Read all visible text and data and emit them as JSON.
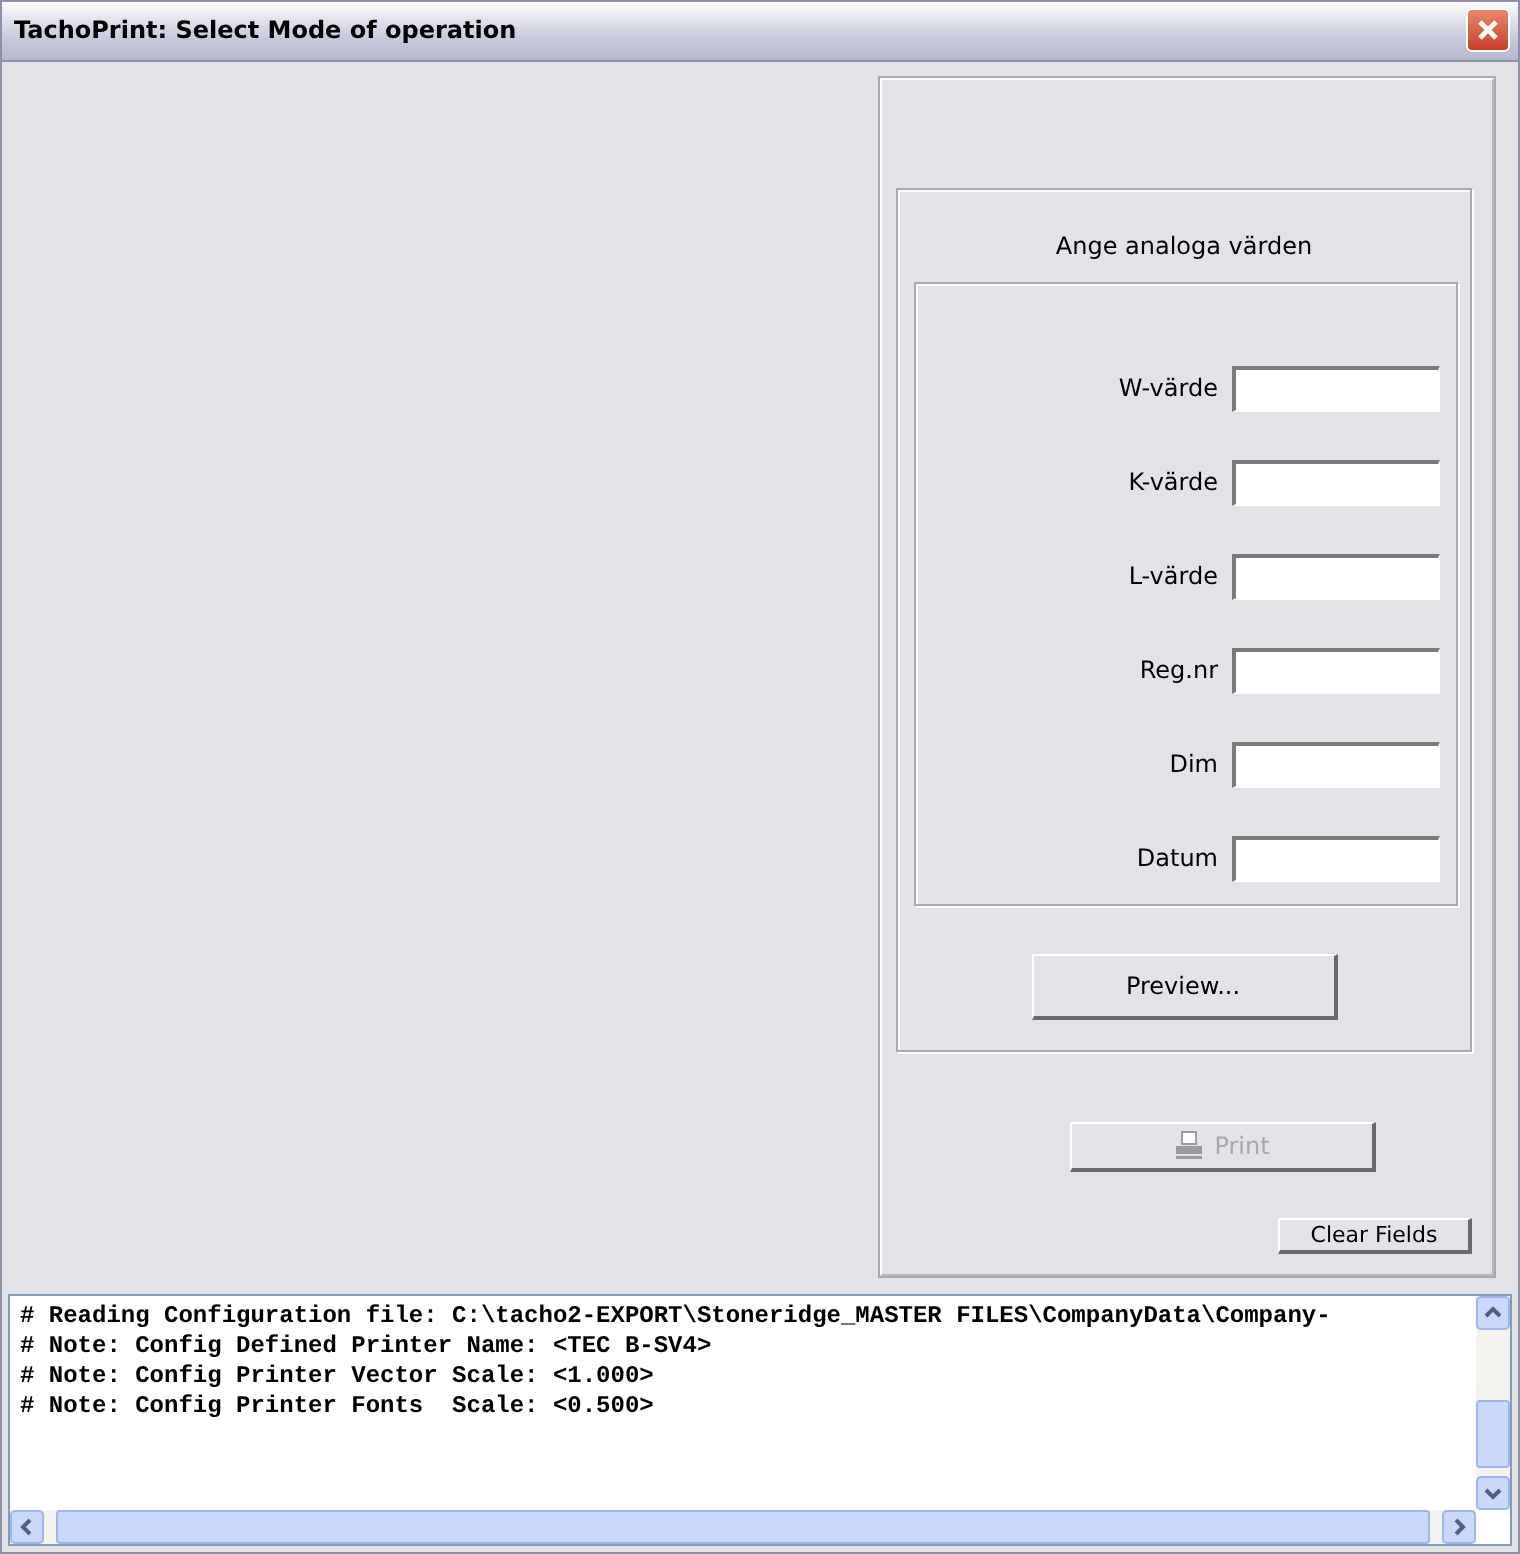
{
  "window": {
    "title": "TachoPrint: Select Mode of operation"
  },
  "panel": {
    "heading": "Ange analoga värden",
    "fields": [
      {
        "label": "W-värde"
      },
      {
        "label": "K-värde"
      },
      {
        "label": "L-värde"
      },
      {
        "label": "Reg.nr"
      },
      {
        "label": "Dim"
      },
      {
        "label": "Datum"
      }
    ],
    "preview_button": {
      "label": "Preview...",
      "disabled": false
    },
    "print_button": {
      "label": "Print",
      "disabled": true
    },
    "clear_button": {
      "label": "Clear Fields",
      "disabled": false
    }
  },
  "log": {
    "lines": [
      "# Reading Configuration file: C:\\tacho2-EXPORT\\Stoneridge_MASTER FILES\\CompanyData\\Company-",
      "# Note: Config Defined Printer Name: <TEC B-SV4>",
      "# Note: Config Printer Vector Scale: <1.000>",
      "# Note: Config Printer Fonts  Scale: <0.500>"
    ]
  }
}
-=-=-=-=-
#### [WHAT THIS TASK INVOLVES]
Restate the data above exactly, stripping out each image.

#### [SOLUTION TO THIS TASK]
Read all visible text and data and emit them as JSON.
{
  "window": {
    "title": "TachoPrint: Select Mode of operation"
  },
  "panel": {
    "heading": "Ange analoga värden",
    "fields": [
      {
        "label": "W-värde"
      },
      {
        "label": "K-värde"
      },
      {
        "label": "L-värde"
      },
      {
        "label": "Reg.nr"
      },
      {
        "label": "Dim"
      },
      {
        "label": "Datum"
      }
    ],
    "preview_button": {
      "label": "Preview...",
      "disabled": false
    },
    "print_button": {
      "label": "Print",
      "disabled": true
    },
    "clear_button": {
      "label": "Clear Fields",
      "disabled": false
    }
  },
  "log": {
    "lines": [
      "# Reading Configuration file: C:\\tacho2-EXPORT\\Stoneridge_MASTER FILES\\CompanyData\\Company-",
      "# Note: Config Defined Printer Name: <TEC B-SV4>",
      "# Note: Config Printer Vector Scale: <1.000>",
      "# Note: Config Printer Fonts  Scale: <0.500>"
    ]
  }
}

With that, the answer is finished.